Exercise: Pull every line containing the word "value" from the records.

Data:
[BEGIN]

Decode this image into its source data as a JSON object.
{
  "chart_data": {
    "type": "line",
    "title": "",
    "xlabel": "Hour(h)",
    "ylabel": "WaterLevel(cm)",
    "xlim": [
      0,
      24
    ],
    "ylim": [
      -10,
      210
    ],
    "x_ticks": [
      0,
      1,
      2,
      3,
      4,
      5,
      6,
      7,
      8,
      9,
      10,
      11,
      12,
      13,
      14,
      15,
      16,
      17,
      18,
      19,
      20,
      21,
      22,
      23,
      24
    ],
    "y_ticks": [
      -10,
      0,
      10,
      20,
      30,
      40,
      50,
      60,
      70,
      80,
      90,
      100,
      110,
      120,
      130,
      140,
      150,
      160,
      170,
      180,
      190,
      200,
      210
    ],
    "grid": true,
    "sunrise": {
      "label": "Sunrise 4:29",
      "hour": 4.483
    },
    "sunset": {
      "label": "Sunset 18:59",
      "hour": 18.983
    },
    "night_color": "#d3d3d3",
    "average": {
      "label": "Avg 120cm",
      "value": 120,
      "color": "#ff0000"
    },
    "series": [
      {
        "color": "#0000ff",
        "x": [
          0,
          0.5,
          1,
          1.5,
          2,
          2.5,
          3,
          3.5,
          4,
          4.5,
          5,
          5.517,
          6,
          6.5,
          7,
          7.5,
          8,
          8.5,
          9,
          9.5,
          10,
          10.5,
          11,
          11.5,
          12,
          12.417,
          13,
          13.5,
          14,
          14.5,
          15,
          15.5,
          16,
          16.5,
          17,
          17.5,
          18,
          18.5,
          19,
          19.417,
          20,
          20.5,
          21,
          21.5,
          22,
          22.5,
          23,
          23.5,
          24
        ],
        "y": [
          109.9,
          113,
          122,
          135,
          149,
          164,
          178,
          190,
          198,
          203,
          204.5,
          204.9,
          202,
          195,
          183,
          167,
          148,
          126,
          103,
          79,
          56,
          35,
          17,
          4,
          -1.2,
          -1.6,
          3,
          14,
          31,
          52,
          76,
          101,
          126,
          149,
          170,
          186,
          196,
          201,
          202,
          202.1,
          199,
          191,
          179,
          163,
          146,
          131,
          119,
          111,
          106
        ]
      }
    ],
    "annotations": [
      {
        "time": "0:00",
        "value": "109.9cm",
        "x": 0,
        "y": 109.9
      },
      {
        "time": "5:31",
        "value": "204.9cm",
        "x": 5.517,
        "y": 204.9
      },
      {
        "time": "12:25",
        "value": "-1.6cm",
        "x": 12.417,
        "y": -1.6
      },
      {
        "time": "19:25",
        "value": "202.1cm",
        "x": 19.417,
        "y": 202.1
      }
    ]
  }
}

[END]

Exercise output:
      "value": 120,
        "value": "109.9cm",
        "value": "204.9cm",
        "value": "-1.6cm",
        "value": "202.1cm",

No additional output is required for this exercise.